- Directive -
Return all lines in the material below that contain "Einnahmen".

- Task input -
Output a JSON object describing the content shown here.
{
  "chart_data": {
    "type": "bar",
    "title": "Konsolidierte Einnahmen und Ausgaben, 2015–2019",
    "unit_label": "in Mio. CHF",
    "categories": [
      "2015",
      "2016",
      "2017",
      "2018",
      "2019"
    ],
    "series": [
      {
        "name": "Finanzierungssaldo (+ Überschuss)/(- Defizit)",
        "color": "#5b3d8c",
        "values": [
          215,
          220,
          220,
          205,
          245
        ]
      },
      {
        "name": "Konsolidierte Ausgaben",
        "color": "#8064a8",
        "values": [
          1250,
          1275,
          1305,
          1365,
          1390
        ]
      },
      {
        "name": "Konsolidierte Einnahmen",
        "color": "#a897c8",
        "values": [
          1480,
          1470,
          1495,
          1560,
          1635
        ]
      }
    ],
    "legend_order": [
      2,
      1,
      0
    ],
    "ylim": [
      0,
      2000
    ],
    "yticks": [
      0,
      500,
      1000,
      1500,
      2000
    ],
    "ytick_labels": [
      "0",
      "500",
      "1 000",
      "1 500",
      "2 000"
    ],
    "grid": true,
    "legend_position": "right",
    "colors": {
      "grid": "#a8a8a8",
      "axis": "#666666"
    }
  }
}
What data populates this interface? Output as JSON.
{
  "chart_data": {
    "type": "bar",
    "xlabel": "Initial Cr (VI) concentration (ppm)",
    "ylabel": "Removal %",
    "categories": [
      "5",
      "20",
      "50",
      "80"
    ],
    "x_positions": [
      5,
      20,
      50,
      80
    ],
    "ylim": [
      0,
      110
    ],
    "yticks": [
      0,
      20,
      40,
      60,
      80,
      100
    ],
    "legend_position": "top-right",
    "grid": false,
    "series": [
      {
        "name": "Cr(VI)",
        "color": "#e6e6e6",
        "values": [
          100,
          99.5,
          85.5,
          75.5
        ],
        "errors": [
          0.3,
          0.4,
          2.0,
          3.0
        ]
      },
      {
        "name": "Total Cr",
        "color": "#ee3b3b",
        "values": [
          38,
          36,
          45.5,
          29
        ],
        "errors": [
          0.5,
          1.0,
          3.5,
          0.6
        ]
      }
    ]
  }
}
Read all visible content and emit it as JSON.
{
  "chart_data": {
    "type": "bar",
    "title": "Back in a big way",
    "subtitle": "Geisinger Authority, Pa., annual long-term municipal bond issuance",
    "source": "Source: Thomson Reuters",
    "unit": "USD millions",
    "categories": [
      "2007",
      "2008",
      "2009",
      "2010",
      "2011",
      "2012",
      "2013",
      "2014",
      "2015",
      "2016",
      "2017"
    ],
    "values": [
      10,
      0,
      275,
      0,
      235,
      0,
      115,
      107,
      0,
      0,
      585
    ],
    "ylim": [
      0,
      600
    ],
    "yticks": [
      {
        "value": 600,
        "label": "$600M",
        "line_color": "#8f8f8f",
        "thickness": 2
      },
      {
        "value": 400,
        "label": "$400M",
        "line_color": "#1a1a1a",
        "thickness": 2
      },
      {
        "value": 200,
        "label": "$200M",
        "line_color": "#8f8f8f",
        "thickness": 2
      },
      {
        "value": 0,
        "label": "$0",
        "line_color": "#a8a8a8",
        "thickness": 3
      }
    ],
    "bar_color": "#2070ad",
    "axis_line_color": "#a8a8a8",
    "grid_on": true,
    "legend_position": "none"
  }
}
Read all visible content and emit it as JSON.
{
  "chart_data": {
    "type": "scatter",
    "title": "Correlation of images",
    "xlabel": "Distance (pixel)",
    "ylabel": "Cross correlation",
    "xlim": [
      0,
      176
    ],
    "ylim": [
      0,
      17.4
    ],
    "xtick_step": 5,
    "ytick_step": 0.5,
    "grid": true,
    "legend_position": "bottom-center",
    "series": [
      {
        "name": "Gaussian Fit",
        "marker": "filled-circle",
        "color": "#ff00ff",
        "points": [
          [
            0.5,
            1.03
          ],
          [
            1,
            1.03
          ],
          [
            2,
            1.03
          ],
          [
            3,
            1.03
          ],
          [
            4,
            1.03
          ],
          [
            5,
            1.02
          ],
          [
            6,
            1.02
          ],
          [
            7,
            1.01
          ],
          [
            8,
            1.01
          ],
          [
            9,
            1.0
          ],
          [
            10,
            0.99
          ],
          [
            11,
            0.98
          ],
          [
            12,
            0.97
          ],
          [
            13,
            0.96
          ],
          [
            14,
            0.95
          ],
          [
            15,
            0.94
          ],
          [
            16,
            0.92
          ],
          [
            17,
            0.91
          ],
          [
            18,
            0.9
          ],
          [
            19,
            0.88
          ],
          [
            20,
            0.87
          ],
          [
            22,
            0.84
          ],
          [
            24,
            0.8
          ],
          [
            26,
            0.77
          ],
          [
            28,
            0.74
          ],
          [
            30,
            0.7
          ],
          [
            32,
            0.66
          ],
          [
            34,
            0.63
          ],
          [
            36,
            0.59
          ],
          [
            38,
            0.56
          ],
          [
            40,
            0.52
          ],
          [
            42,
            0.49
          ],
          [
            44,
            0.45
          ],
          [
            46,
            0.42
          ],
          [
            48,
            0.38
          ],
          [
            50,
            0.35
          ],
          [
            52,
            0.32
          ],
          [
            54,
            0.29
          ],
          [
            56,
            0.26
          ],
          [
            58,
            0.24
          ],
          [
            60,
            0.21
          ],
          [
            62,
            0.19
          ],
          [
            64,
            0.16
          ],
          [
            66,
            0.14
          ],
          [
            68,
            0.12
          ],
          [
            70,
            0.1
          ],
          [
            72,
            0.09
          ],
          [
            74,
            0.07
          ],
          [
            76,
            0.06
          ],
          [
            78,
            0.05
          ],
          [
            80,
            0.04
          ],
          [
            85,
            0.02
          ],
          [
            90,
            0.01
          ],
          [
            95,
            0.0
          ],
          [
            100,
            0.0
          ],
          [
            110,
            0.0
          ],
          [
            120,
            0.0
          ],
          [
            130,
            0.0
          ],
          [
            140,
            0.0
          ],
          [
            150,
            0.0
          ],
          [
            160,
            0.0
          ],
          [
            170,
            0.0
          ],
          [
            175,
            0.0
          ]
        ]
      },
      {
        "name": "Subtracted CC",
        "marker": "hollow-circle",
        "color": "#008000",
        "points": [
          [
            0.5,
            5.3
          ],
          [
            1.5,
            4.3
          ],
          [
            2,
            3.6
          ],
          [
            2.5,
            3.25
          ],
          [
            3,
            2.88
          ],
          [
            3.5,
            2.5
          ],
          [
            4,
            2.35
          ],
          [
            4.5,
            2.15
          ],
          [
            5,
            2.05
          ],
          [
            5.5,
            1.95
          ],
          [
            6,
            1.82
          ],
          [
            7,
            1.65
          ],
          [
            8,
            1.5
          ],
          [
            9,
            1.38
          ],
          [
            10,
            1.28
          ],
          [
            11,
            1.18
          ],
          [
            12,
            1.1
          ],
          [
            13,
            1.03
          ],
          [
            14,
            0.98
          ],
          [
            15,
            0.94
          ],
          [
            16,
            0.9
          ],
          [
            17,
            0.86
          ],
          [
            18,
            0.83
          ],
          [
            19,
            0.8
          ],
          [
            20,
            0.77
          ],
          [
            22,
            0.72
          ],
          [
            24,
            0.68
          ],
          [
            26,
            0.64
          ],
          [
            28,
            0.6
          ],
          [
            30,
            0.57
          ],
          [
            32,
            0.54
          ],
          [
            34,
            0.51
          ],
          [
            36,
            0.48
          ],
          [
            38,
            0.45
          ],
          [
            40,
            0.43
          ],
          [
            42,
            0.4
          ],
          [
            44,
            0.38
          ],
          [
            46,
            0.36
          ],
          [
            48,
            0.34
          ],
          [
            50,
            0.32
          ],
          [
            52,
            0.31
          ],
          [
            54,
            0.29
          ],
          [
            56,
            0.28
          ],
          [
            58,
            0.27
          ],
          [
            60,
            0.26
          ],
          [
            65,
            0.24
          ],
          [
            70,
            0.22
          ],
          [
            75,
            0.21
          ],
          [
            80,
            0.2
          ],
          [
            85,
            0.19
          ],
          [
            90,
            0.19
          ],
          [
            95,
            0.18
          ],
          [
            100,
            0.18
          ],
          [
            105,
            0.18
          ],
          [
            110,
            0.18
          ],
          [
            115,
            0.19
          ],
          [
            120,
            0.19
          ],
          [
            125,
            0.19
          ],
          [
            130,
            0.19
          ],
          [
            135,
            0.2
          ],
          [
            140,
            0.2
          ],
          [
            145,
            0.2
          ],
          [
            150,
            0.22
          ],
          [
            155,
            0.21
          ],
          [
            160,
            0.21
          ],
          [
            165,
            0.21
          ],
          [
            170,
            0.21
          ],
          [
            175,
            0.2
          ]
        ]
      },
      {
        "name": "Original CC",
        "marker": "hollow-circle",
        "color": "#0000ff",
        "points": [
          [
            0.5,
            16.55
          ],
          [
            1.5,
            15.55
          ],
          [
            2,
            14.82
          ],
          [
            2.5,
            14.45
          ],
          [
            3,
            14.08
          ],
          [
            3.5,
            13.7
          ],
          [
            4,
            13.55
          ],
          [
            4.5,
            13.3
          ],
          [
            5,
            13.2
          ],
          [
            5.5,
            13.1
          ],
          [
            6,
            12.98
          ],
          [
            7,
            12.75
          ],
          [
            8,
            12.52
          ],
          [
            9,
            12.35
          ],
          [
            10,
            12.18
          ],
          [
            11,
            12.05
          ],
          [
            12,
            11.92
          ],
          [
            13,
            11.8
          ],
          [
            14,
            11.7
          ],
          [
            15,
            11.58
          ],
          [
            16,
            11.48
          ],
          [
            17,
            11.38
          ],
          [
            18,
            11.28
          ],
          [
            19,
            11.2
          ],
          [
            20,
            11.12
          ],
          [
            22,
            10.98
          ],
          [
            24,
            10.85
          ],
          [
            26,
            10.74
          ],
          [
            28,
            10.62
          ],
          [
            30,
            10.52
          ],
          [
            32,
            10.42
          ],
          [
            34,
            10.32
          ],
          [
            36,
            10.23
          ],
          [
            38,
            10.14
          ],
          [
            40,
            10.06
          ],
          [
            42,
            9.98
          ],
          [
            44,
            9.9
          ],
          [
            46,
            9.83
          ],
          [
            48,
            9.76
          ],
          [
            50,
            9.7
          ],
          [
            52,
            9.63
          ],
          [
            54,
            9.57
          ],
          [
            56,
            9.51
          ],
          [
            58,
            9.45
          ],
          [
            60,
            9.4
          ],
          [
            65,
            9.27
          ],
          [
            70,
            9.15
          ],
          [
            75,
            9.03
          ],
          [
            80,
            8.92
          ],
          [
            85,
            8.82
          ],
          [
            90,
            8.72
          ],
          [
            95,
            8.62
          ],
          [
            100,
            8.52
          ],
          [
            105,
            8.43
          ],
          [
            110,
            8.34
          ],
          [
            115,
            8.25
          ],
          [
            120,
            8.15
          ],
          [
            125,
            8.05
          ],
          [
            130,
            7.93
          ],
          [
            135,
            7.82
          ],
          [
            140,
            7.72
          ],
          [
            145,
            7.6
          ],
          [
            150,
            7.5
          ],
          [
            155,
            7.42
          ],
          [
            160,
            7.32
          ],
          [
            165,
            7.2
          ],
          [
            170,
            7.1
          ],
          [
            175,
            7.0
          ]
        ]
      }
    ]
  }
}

- Written response -
    "title": "Konsolidierte Einnahmen und Ausgaben, 2015–2019",
        "name": "Konsolidierte Einnahmen",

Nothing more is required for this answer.